What is asked |
Please output the records below in full, exactly as given, but without the images.

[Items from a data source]

▼▼▼

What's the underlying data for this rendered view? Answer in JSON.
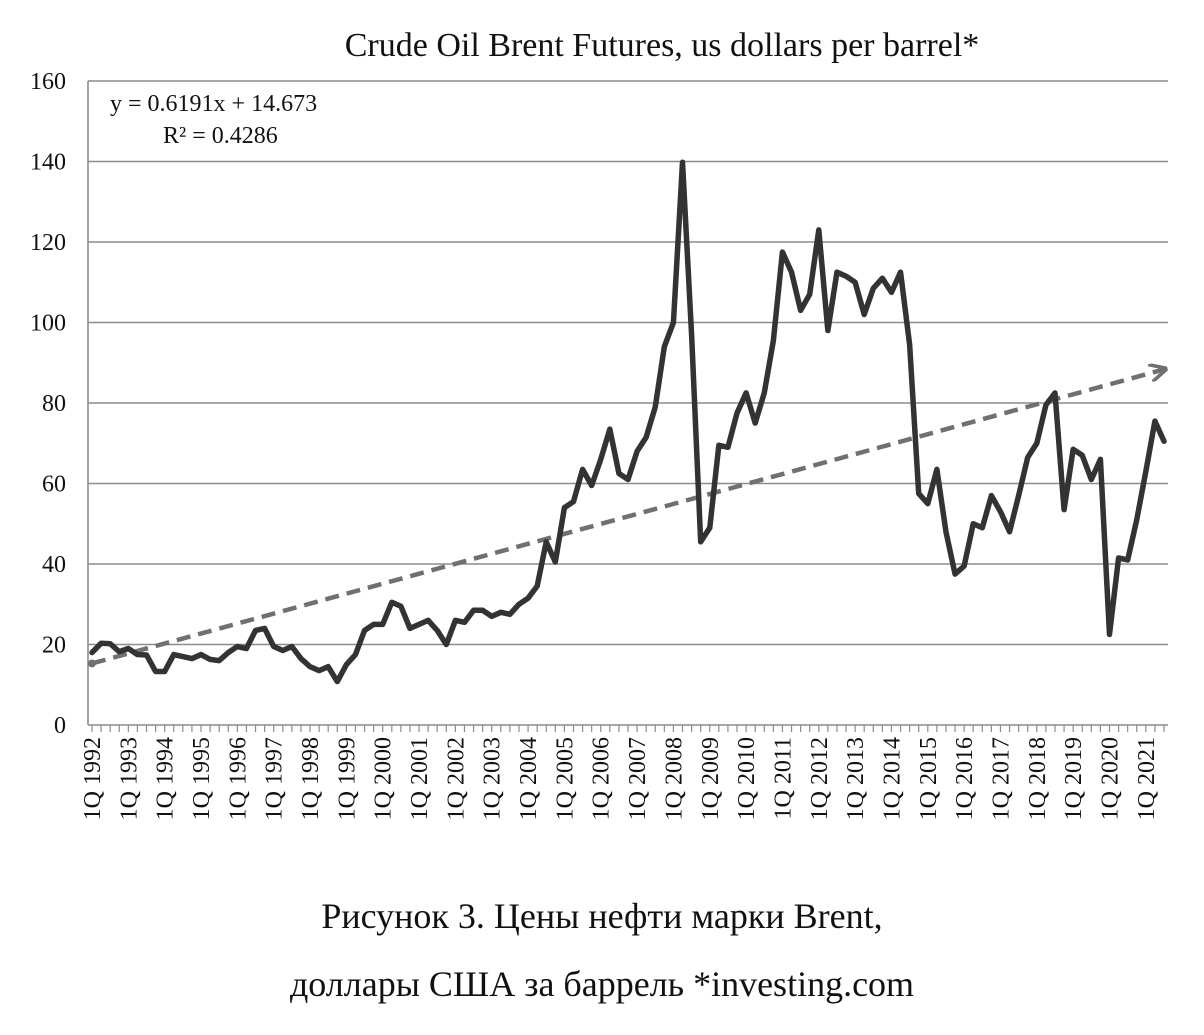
{
  "chart_data": {
    "type": "line",
    "title": "Crude Oil Brent Futures, us dollars per barrel*",
    "xlabel": "",
    "ylabel": "",
    "ylim": [
      0,
      160
    ],
    "yticks": [
      0,
      20,
      40,
      60,
      80,
      100,
      120,
      140,
      160
    ],
    "grid": "horizontal",
    "x_tick_labels": [
      "1Q 1992",
      "1Q 1993",
      "1Q 1994",
      "1Q 1995",
      "1Q 1996",
      "1Q 1997",
      "1Q 1998",
      "1Q 1999",
      "1Q 2000",
      "1Q 2001",
      "1Q 2002",
      "1Q 2003",
      "1Q 2004",
      "1Q 2005",
      "1Q 2006",
      "1Q 2007",
      "1Q 2008",
      "1Q 2009",
      "1Q 2010",
      "1Q 2011",
      "1Q 2012",
      "1Q 2013",
      "1Q 2014",
      "1Q 2015",
      "1Q 2016",
      "1Q 2017",
      "1Q 2018",
      "1Q 2019",
      "1Q 2020",
      "1Q 2021"
    ],
    "series": [
      {
        "color": "#333333",
        "values": [
          18.0,
          20.3,
          20.2,
          18.2,
          19.0,
          17.5,
          17.4,
          13.3,
          13.3,
          17.5,
          17.0,
          16.5,
          17.5,
          16.3,
          16.0,
          18.0,
          19.5,
          19.0,
          23.5,
          24.0,
          19.5,
          18.5,
          19.5,
          16.5,
          14.5,
          13.5,
          14.5,
          10.8,
          15.0,
          17.5,
          23.5,
          25.0,
          25.0,
          30.5,
          29.5,
          24.0,
          25.0,
          26.0,
          23.5,
          20.0,
          26.0,
          25.5,
          28.5,
          28.5,
          27.0,
          28.0,
          27.5,
          30.0,
          31.5,
          34.5,
          45.5,
          40.5,
          54.0,
          55.5,
          63.5,
          59.5,
          66.0,
          73.5,
          62.5,
          61.0,
          68.0,
          71.5,
          79.0,
          94.0,
          100.0,
          139.8,
          97.0,
          45.5,
          49.0,
          69.5,
          69.0,
          77.5,
          82.5,
          75.0,
          82.5,
          95.5,
          117.5,
          112.5,
          103.0,
          107.0,
          123.0,
          98.0,
          112.5,
          111.5,
          110.0,
          102.0,
          108.5,
          111.0,
          107.5,
          112.5,
          94.5,
          57.5,
          55.0,
          63.5,
          48.0,
          37.5,
          39.5,
          50.0,
          49.0,
          57.0,
          53.0,
          48.0,
          57.0,
          66.5,
          70.0,
          79.5,
          82.5,
          53.5,
          68.5,
          67.0,
          61.0,
          66.0,
          22.5,
          41.5,
          41.0,
          51.0,
          63.0,
          75.5,
          70.5
        ]
      }
    ],
    "trendline": {
      "type": "linear",
      "style": "dashed",
      "color": "#707070",
      "slope": 0.6191,
      "intercept": 14.673,
      "equation_label": "y = 0.6191x + 14.673",
      "r2_label": "R² = 0.4286"
    }
  },
  "caption": {
    "line1": "Рисунок 3. Цены нефти марки Brent,",
    "line2": "доллары США за баррель *investing.com"
  }
}
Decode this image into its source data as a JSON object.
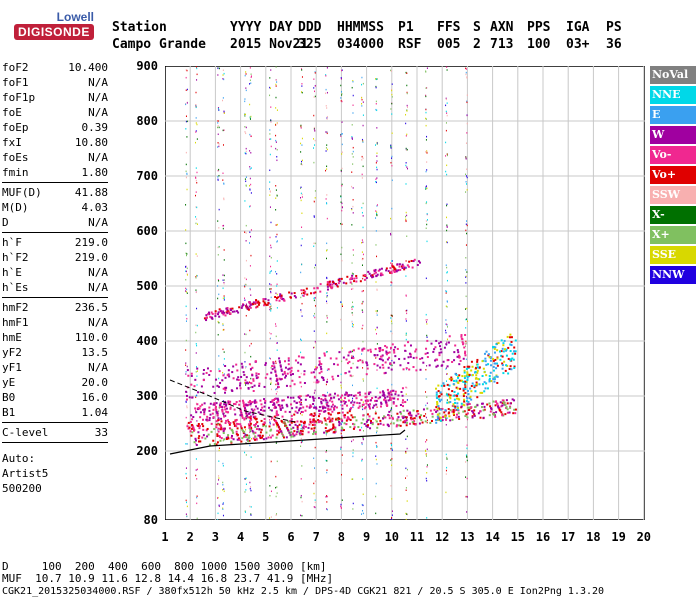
{
  "logo": {
    "line1": "Lowell",
    "line2": "DIGISONDE"
  },
  "header": {
    "row1": [
      "Station",
      "YYYY DAY",
      "DDD",
      "HHMMSS",
      "P1",
      "FFS",
      "S",
      "AXN",
      "PPS",
      "IGA",
      "PS"
    ],
    "row2": [
      "Campo Grande",
      "2015 Nov21",
      "325",
      "034000",
      "RSF",
      "005",
      "2",
      "713",
      "100",
      "03+",
      "36"
    ]
  },
  "params": [
    {
      "k": "foF2",
      "v": "10.400"
    },
    {
      "k": "foF1",
      "v": "N/A"
    },
    {
      "k": "foF1p",
      "v": "N/A"
    },
    {
      "k": "foE",
      "v": "N/A"
    },
    {
      "k": "foEp",
      "v": "0.39"
    },
    {
      "k": "fxI",
      "v": "10.80"
    },
    {
      "k": "foEs",
      "v": "N/A"
    },
    {
      "k": "fmin",
      "v": "1.80"
    },
    {
      "k": "MUF(D)",
      "v": "41.88"
    },
    {
      "k": "M(D)",
      "v": "4.03"
    },
    {
      "k": "D",
      "v": "N/A"
    },
    {
      "k": "h`F",
      "v": "219.0"
    },
    {
      "k": "h`F2",
      "v": "219.0"
    },
    {
      "k": "h`E",
      "v": "N/A"
    },
    {
      "k": "h`Es",
      "v": "N/A"
    },
    {
      "k": "hmF2",
      "v": "236.5"
    },
    {
      "k": "hmF1",
      "v": "N/A"
    },
    {
      "k": "hmE",
      "v": "110.0"
    },
    {
      "k": "yF2",
      "v": "13.5"
    },
    {
      "k": "yF1",
      "v": "N/A"
    },
    {
      "k": "yE",
      "v": "20.0"
    },
    {
      "k": "B0",
      "v": "16.0"
    },
    {
      "k": "B1",
      "v": "1.04"
    },
    {
      "k": "C-level",
      "v": "33"
    }
  ],
  "auto": {
    "l1": "Auto:",
    "l2": "Artist5",
    "l3": "500200"
  },
  "legend": [
    {
      "label": "NoVal",
      "color": "#808080"
    },
    {
      "label": "NNE",
      "color": "#00d8e8"
    },
    {
      "label": "E",
      "color": "#3aa0f0"
    },
    {
      "label": "W",
      "color": "#a000a0"
    },
    {
      "label": "Vo-",
      "color": "#f02890"
    },
    {
      "label": "Vo+",
      "color": "#e00000"
    },
    {
      "label": "SSW",
      "color": "#f8b0b0"
    },
    {
      "label": "X-",
      "color": "#007000"
    },
    {
      "label": "X+",
      "color": "#80c060"
    },
    {
      "label": "SSE",
      "color": "#d8d800"
    },
    {
      "label": "NNW",
      "color": "#2000e0"
    }
  ],
  "axes": {
    "y_ticks": [
      "900",
      "800",
      "700",
      "600",
      "500",
      "400",
      "300",
      "200",
      "80"
    ],
    "x_ticks": [
      "1",
      "2",
      "3",
      "4",
      "5",
      "6",
      "7",
      "8",
      "9",
      "10",
      "11",
      "12",
      "13",
      "14",
      "15",
      "16",
      "17",
      "18",
      "19",
      "20"
    ]
  },
  "footer": {
    "line1": "D     100  200  400  600  800 1000 1500 3000 [km]",
    "line2": "MUF  10.7 10.9 11.6 12.8 14.4 16.8 23.7 41.9 [MHz]",
    "line3": "CGK21_2015325034000.RSF / 380fx512h 50 kHz 2.5 km / DPS-4D CGK21 821 / 20.5 S 305.0 E Ion2Png 1.3.20"
  }
}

▲▲▲

Exercise response |
What's the underlying data for this rendered view? Answer in JSON.
{
  "chart_data": {
    "type": "line",
    "title": "Crude Oil Brent Futures, us dollars per barrel*",
    "xlabel": "",
    "ylabel": "",
    "ylim": [
      0,
      160
    ],
    "yticks": [
      0,
      20,
      40,
      60,
      80,
      100,
      120,
      140,
      160
    ],
    "grid": "horizontal",
    "x_tick_labels": [
      "1Q 1992",
      "1Q 1993",
      "1Q 1994",
      "1Q 1995",
      "1Q 1996",
      "1Q 1997",
      "1Q 1998",
      "1Q 1999",
      "1Q 2000",
      "1Q 2001",
      "1Q 2002",
      "1Q 2003",
      "1Q 2004",
      "1Q 2005",
      "1Q 2006",
      "1Q 2007",
      "1Q 2008",
      "1Q 2009",
      "1Q 2010",
      "1Q 2011",
      "1Q 2012",
      "1Q 2013",
      "1Q 2014",
      "1Q 2015",
      "1Q 2016",
      "1Q 2017",
      "1Q 2018",
      "1Q 2019",
      "1Q 2020",
      "1Q 2021"
    ],
    "series": [
      {
        "color": "#333333",
        "values": [
          18.0,
          20.3,
          20.2,
          18.2,
          19.0,
          17.5,
          17.4,
          13.3,
          13.3,
          17.5,
          17.0,
          16.5,
          17.5,
          16.3,
          16.0,
          18.0,
          19.5,
          19.0,
          23.5,
          24.0,
          19.5,
          18.5,
          19.5,
          16.5,
          14.5,
          13.5,
          14.5,
          10.8,
          15.0,
          17.5,
          23.5,
          25.0,
          25.0,
          30.5,
          29.5,
          24.0,
          25.0,
          26.0,
          23.5,
          20.0,
          26.0,
          25.5,
          28.5,
          28.5,
          27.0,
          28.0,
          27.5,
          30.0,
          31.5,
          34.5,
          45.5,
          40.5,
          54.0,
          55.5,
          63.5,
          59.5,
          66.0,
          73.5,
          62.5,
          61.0,
          68.0,
          71.5,
          79.0,
          94.0,
          100.0,
          139.8,
          97.0,
          45.5,
          49.0,
          69.5,
          69.0,
          77.5,
          82.5,
          75.0,
          82.5,
          95.5,
          117.5,
          112.5,
          103.0,
          107.0,
          123.0,
          98.0,
          112.5,
          111.5,
          110.0,
          102.0,
          108.5,
          111.0,
          107.5,
          112.5,
          94.5,
          57.5,
          55.0,
          63.5,
          48.0,
          37.5,
          39.5,
          50.0,
          49.0,
          57.0,
          53.0,
          48.0,
          57.0,
          66.5,
          70.0,
          79.5,
          82.5,
          53.5,
          68.5,
          67.0,
          61.0,
          66.0,
          22.5,
          41.5,
          41.0,
          51.0,
          63.0,
          75.5,
          70.5
        ]
      }
    ],
    "trendline": {
      "type": "linear",
      "style": "dashed",
      "color": "#707070",
      "slope": 0.6191,
      "intercept": 14.673,
      "equation_label": "y = 0.6191x + 14.673",
      "r2_label": "R² = 0.4286"
    }
  },
  "caption": {
    "line1": "Рисунок 3. Цены нефти марки Brent,",
    "line2": "доллары США за баррель *investing.com"
  }
}
Decode this image into its source data as a JSON object.
{
  "logo": {
    "line1": "Lowell",
    "line2": "DIGISONDE"
  },
  "header": {
    "row1": [
      "Station",
      "YYYY DAY",
      "DDD",
      "HHMMSS",
      "P1",
      "FFS",
      "S",
      "AXN",
      "PPS",
      "IGA",
      "PS"
    ],
    "row2": [
      "Campo Grande",
      "2015 Nov21",
      "325",
      "034000",
      "RSF",
      "005",
      "2",
      "713",
      "100",
      "03+",
      "36"
    ]
  },
  "params": [
    {
      "k": "foF2",
      "v": "10.400"
    },
    {
      "k": "foF1",
      "v": "N/A"
    },
    {
      "k": "foF1p",
      "v": "N/A"
    },
    {
      "k": "foE",
      "v": "N/A"
    },
    {
      "k": "foEp",
      "v": "0.39"
    },
    {
      "k": "fxI",
      "v": "10.80"
    },
    {
      "k": "foEs",
      "v": "N/A"
    },
    {
      "k": "fmin",
      "v": "1.80"
    },
    {
      "k": "MUF(D)",
      "v": "41.88"
    },
    {
      "k": "M(D)",
      "v": "4.03"
    },
    {
      "k": "D",
      "v": "N/A"
    },
    {
      "k": "h`F",
      "v": "219.0"
    },
    {
      "k": "h`F2",
      "v": "219.0"
    },
    {
      "k": "h`E",
      "v": "N/A"
    },
    {
      "k": "h`Es",
      "v": "N/A"
    },
    {
      "k": "hmF2",
      "v": "236.5"
    },
    {
      "k": "hmF1",
      "v": "N/A"
    },
    {
      "k": "hmE",
      "v": "110.0"
    },
    {
      "k": "yF2",
      "v": "13.5"
    },
    {
      "k": "yF1",
      "v": "N/A"
    },
    {
      "k": "yE",
      "v": "20.0"
    },
    {
      "k": "B0",
      "v": "16.0"
    },
    {
      "k": "B1",
      "v": "1.04"
    },
    {
      "k": "C-level",
      "v": "33"
    }
  ],
  "auto": {
    "l1": "Auto:",
    "l2": "Artist5",
    "l3": "500200"
  },
  "legend": [
    {
      "label": "NoVal",
      "color": "#808080"
    },
    {
      "label": "NNE",
      "color": "#00d8e8"
    },
    {
      "label": "E",
      "color": "#3aa0f0"
    },
    {
      "label": "W",
      "color": "#a000a0"
    },
    {
      "label": "Vo-",
      "color": "#f02890"
    },
    {
      "label": "Vo+",
      "color": "#e00000"
    },
    {
      "label": "SSW",
      "color": "#f8b0b0"
    },
    {
      "label": "X-",
      "color": "#007000"
    },
    {
      "label": "X+",
      "color": "#80c060"
    },
    {
      "label": "SSE",
      "color": "#d8d800"
    },
    {
      "label": "NNW",
      "color": "#2000e0"
    }
  ],
  "axes": {
    "y_ticks": [
      "900",
      "800",
      "700",
      "600",
      "500",
      "400",
      "300",
      "200",
      "80"
    ],
    "x_ticks": [
      "1",
      "2",
      "3",
      "4",
      "5",
      "6",
      "7",
      "8",
      "9",
      "10",
      "11",
      "12",
      "13",
      "14",
      "15",
      "16",
      "17",
      "18",
      "19",
      "20"
    ]
  },
  "footer": {
    "line1": "D     100  200  400  600  800 1000 1500 3000 [km]",
    "line2": "MUF  10.7 10.9 11.6 12.8 14.4 16.8 23.7 41.9 [MHz]",
    "line3": "CGK21_2015325034000.RSF / 380fx512h 50 kHz 2.5 km / DPS-4D CGK21 821 / 20.5 S 305.0 E Ion2Png 1.3.20"
  }
}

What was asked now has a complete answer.